Data items
========================================

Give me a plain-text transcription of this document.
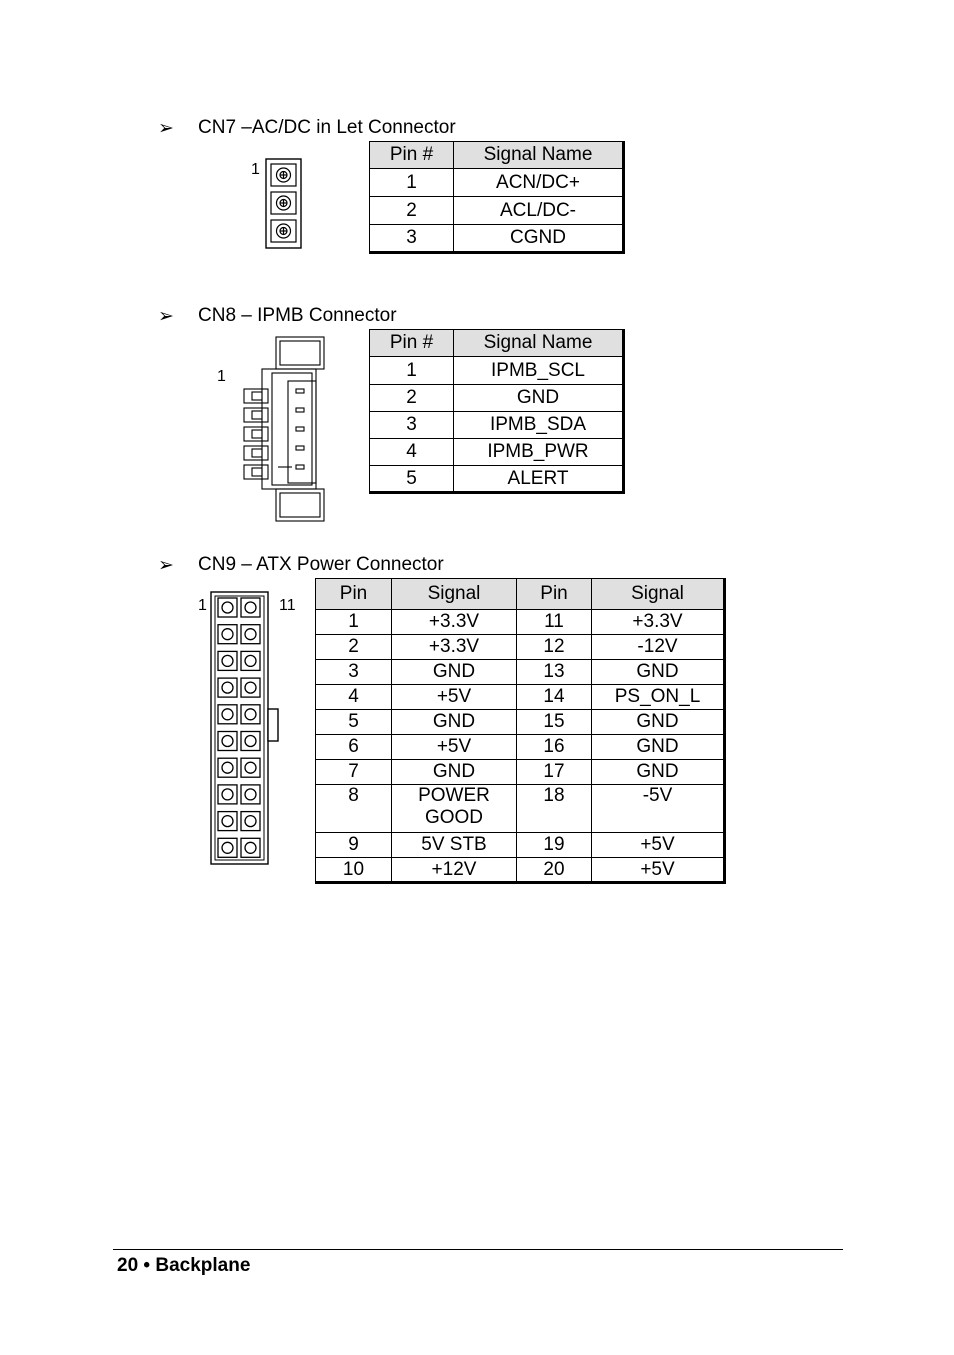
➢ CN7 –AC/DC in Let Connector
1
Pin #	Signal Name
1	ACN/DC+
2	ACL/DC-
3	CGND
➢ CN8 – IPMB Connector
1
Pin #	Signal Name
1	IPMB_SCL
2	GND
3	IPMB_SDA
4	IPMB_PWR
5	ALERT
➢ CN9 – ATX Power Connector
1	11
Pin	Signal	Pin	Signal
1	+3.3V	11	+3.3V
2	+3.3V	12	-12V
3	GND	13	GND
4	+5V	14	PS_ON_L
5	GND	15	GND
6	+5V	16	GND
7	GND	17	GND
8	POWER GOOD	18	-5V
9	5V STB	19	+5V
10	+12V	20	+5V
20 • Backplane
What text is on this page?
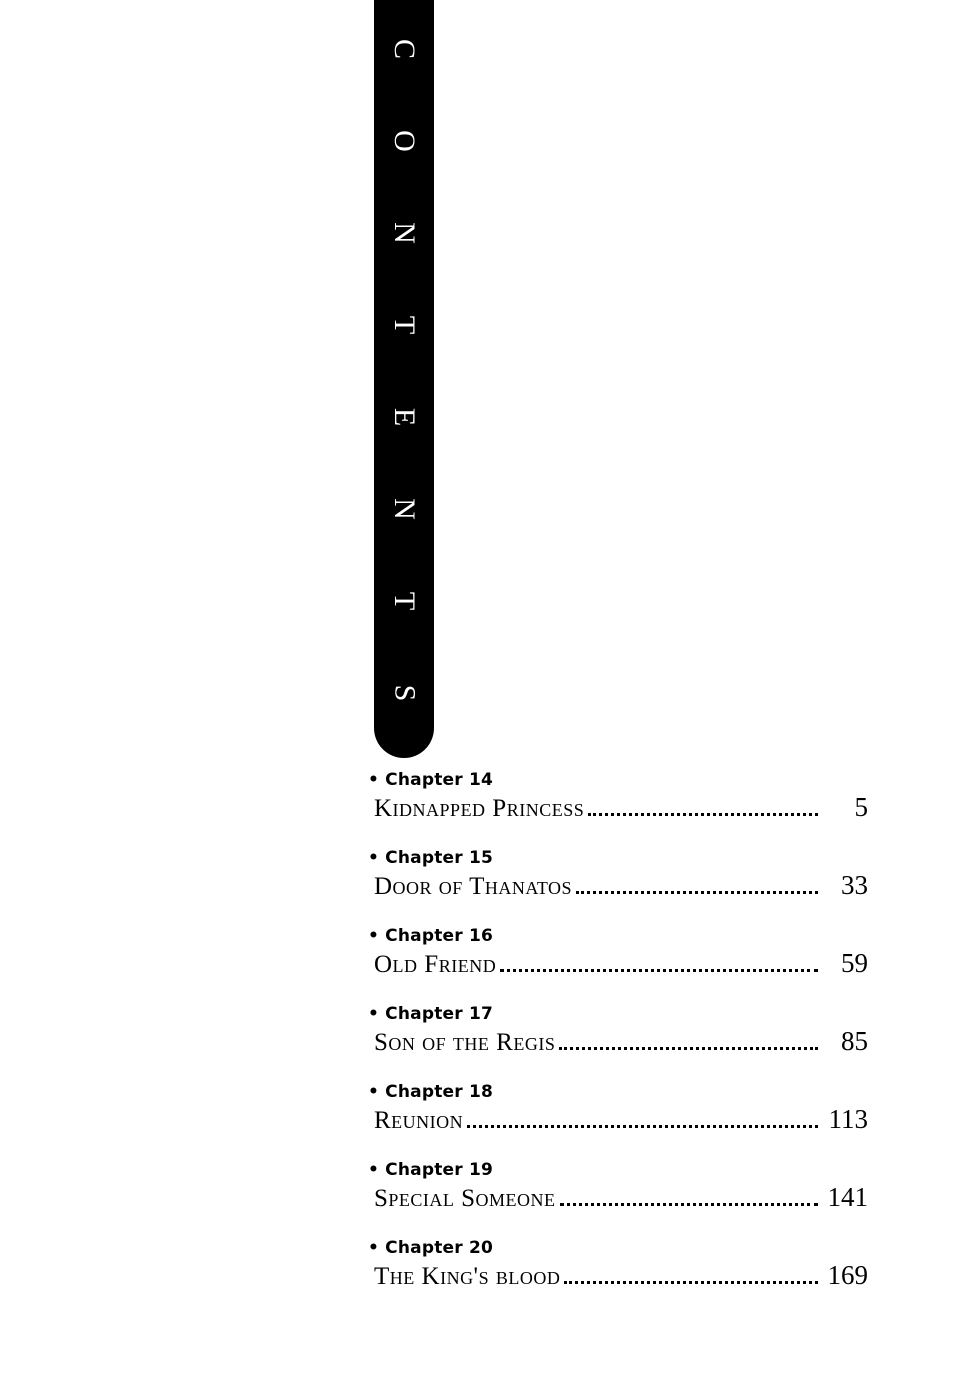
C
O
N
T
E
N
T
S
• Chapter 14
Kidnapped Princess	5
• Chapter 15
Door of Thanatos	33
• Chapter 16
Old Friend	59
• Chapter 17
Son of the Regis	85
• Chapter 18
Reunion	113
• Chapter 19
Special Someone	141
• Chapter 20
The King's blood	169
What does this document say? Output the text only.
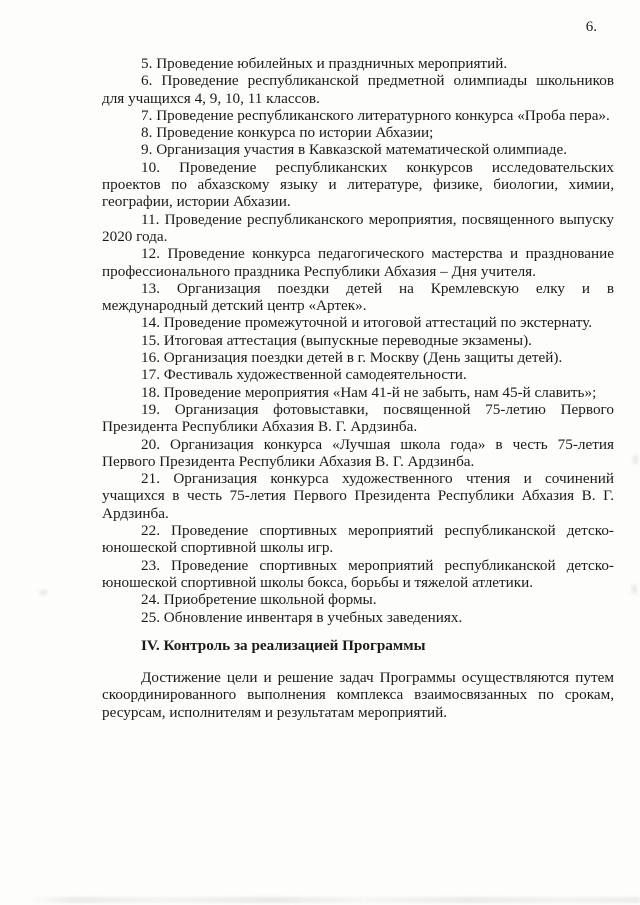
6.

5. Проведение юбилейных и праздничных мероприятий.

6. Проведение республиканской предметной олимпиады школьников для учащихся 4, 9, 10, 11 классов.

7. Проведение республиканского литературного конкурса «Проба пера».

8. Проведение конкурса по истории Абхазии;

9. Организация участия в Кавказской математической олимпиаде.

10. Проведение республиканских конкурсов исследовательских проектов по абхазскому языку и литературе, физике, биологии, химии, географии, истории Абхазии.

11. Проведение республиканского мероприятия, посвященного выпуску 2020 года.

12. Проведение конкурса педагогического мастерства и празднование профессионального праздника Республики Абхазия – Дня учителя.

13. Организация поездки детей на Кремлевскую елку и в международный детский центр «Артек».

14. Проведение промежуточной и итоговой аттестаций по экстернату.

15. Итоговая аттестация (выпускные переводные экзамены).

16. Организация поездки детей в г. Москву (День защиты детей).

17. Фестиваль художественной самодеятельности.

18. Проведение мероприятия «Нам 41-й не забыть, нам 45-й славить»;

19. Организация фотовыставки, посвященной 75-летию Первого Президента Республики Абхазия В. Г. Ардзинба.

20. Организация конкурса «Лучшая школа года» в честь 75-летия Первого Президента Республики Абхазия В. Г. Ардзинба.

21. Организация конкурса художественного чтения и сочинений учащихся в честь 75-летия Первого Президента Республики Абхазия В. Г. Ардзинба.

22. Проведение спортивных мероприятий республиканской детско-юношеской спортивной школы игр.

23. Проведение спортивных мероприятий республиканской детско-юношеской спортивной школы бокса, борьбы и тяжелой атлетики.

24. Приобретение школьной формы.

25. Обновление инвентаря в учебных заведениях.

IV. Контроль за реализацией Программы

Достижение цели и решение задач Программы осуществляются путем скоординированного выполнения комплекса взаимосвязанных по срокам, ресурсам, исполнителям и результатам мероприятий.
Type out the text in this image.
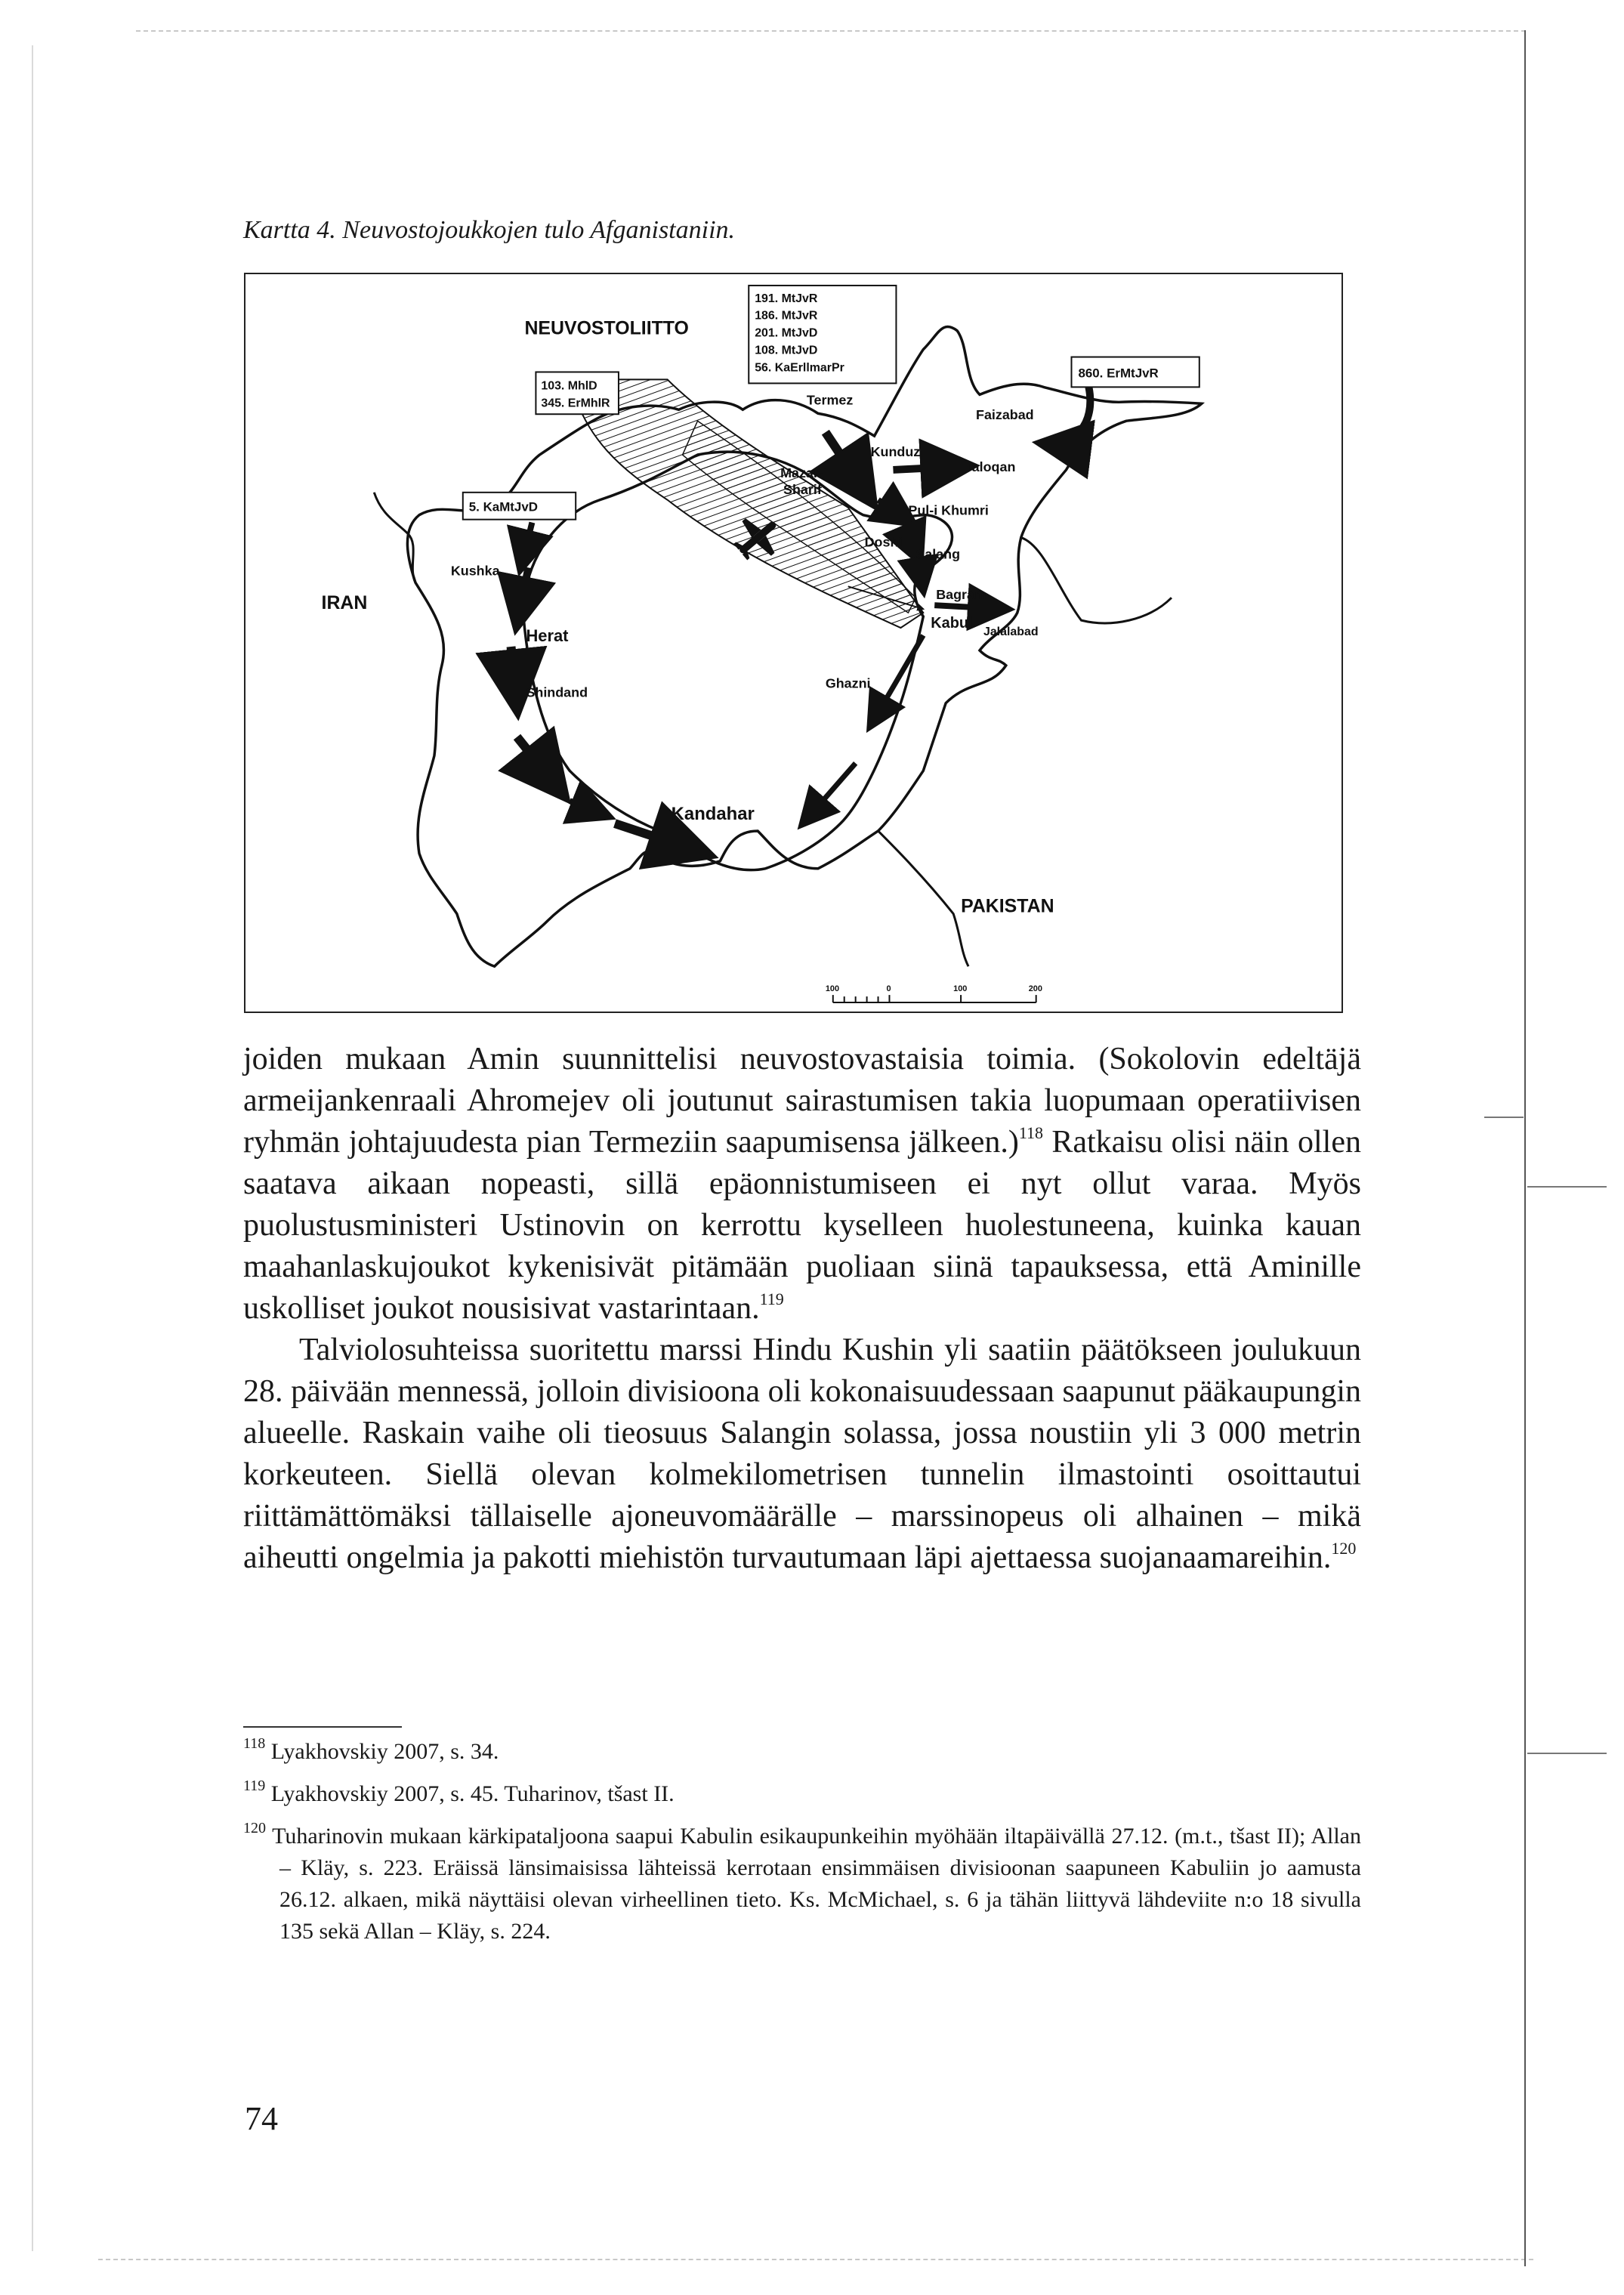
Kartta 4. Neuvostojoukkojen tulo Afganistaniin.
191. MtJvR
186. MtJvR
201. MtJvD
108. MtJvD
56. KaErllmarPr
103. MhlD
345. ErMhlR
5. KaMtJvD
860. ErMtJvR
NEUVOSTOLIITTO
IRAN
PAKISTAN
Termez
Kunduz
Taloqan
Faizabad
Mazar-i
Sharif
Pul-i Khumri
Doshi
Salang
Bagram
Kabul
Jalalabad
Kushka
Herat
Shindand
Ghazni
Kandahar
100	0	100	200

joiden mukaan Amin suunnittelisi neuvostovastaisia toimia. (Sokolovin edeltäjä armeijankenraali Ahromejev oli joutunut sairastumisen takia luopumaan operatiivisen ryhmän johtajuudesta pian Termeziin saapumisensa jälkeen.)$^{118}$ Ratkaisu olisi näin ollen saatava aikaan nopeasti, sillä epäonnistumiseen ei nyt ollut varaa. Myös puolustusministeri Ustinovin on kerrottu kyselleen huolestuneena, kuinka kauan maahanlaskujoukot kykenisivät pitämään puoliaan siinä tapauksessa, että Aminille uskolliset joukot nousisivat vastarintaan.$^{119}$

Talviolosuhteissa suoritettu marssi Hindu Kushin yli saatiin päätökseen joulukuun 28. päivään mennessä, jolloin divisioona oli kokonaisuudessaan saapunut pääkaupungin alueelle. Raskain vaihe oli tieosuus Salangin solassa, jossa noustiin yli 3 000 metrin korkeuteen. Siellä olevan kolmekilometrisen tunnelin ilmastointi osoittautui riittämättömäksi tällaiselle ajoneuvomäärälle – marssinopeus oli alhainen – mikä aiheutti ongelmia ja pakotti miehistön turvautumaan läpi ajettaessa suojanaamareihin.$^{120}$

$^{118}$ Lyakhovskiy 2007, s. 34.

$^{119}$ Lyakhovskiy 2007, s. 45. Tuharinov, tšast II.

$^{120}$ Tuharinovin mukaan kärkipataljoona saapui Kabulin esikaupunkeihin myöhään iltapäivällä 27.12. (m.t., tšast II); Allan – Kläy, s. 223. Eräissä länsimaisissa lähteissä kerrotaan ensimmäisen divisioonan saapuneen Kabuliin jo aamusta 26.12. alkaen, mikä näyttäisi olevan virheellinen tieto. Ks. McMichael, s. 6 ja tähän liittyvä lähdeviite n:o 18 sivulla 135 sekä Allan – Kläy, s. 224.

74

========================================

Given task:
Write out every line above exactly as it is, leaving out the pictures.

Response to this exercise:
Give me a plain-text transcription of this document.
➢ CN7 –AC/DC in Let Connector
1
Pin #	Signal Name
1	ACN/DC+
2	ACL/DC-
3	CGND
➢ CN8 – IPMB Connector
1
Pin #	Signal Name
1	IPMB_SCL
2	GND
3	IPMB_SDA
4	IPMB_PWR
5	ALERT
➢ CN9 – ATX Power Connector
1	11
Pin	Signal	Pin	Signal
1	+3.3V	11	+3.3V
2	+3.3V	12	-12V
3	GND	13	GND
4	+5V	14	PS_ON_L
5	GND	15	GND
6	+5V	16	GND
7	GND	17	GND
8	POWER GOOD	18	-5V
9	5V STB	19	+5V
10	+12V	20	+5V
20 • Backplane
What text is on this page?
C
O
N
T
E
N
T
S
• Chapter 14
Kidnapped Princess	5
• Chapter 15
Door of Thanatos	33
• Chapter 16
Old Friend	59
• Chapter 17
Son of the Regis	85
• Chapter 18
Reunion	113
• Chapter 19
Special Someone	141
• Chapter 20
The King's blood	169
What does this document say? Output the text only.
6.

5. Проведение юбилейных и праздничных мероприятий.

6. Проведение республиканской предметной олимпиады школьников для учащихся 4, 9, 10, 11 классов.

7. Проведение республиканского литературного конкурса «Проба пера».

8. Проведение конкурса по истории Абхазии;

9. Организация участия в Кавказской математической олимпиаде.

10. Проведение республиканских конкурсов исследовательских проектов по абхазскому языку и литературе, физике, биологии, химии, географии, истории Абхазии.

11. Проведение республиканского мероприятия, посвященного выпуску 2020 года.

12. Проведение конкурса педагогического мастерства и празднование профессионального праздника Республики Абхазия – Дня учителя.

13. Организация поездки детей на Кремлевскую елку и в международный детский центр «Артек».

14. Проведение промежуточной и итоговой аттестаций по экстернату.

15. Итоговая аттестация (выпускные переводные экзамены).

16. Организация поездки детей в г. Москву (День защиты детей).

17. Фестиваль художественной самодеятельности.

18. Проведение мероприятия «Нам 41-й не забыть, нам 45-й славить»;

19. Организация фотовыставки, посвященной 75-летию Первого Президента Республики Абхазия В. Г. Ардзинба.

20. Организация конкурса «Лучшая школа года» в честь 75-летия Первого Президента Республики Абхазия В. Г. Ардзинба.

21. Организация конкурса художественного чтения и сочинений учащихся в честь 75-летия Первого Президента Республики Абхазия В. Г. Ардзинба.

22. Проведение спортивных мероприятий республиканской детско-юношеской спортивной школы игр.

23. Проведение спортивных мероприятий республиканской детско-юношеской спортивной школы бокса, борьбы и тяжелой атлетики.

24. Приобретение школьной формы.

25. Обновление инвентаря в учебных заведениях.

IV. Контроль за реализацией Программы

Достижение цели и решение задач Программы осуществляются путем скоординированного выполнения комплекса взаимосвязанных по срокам, ресурсам, исполнителям и результатам мероприятий.
Type out the text in this image.
Kartta 4. Neuvostojoukkojen tulo Afganistaniin.
191. MtJvR
186. MtJvR
201. MtJvD
108. MtJvD
56. KaErllmarPr
103. MhlD
345. ErMhlR
5. KaMtJvD
860. ErMtJvR
NEUVOSTOLIITTO
IRAN
PAKISTAN
Termez
Kunduz
Taloqan
Faizabad
Mazar-i
Sharif
Pul-i Khumri
Doshi
Salang
Bagram
Kabul
Jalalabad
Kushka
Herat
Shindand
Ghazni
Kandahar
100	0	100	200

joiden mukaan Amin suunnittelisi neuvostovastaisia toimia. (Sokolovin edeltäjä armeijankenraali Ahromejev oli joutunut sairastumisen takia luopumaan operatiivisen ryhmän johtajuudesta pian Termeziin saapumisensa jälkeen.)$^{118}$ Ratkaisu olisi näin ollen saatava aikaan nopeasti, sillä epäonnistumiseen ei nyt ollut varaa. Myös puolustusministeri Ustinovin on kerrottu kyselleen huolestuneena, kuinka kauan maahanlaskujoukot kykenisivät pitämään puoliaan siinä tapauksessa, että Aminille uskolliset joukot nousisivat vastarintaan.$^{119}$

Talviolosuhteissa suoritettu marssi Hindu Kushin yli saatiin päätökseen joulukuun 28. päivään mennessä, jolloin divisioona oli kokonaisuudessaan saapunut pääkaupungin alueelle. Raskain vaihe oli tieosuus Salangin solassa, jossa noustiin yli 3 000 metrin korkeuteen. Siellä olevan kolmekilometrisen tunnelin ilmastointi osoittautui riittämättömäksi tällaiselle ajoneuvomäärälle – marssinopeus oli alhainen – mikä aiheutti ongelmia ja pakotti miehistön turvautumaan läpi ajettaessa suojanaamareihin.$^{120}$

$^{118}$ Lyakhovskiy 2007, s. 34.

$^{119}$ Lyakhovskiy 2007, s. 45. Tuharinov, tšast II.

$^{120}$ Tuharinovin mukaan kärkipataljoona saapui Kabulin esikaupunkeihin myöhään iltapäivällä 27.12. (m.t., tšast II); Allan – Kläy, s. 223. Eräissä länsimaisissa lähteissä kerrotaan ensimmäisen divisioonan saapuneen Kabuliin jo aamusta 26.12. alkaen, mikä näyttäisi olevan virheellinen tieto. Ks. McMichael, s. 6 ja tähän liittyvä lähdeviite n:o 18 sivulla 135 sekä Allan – Kläy, s. 224.

74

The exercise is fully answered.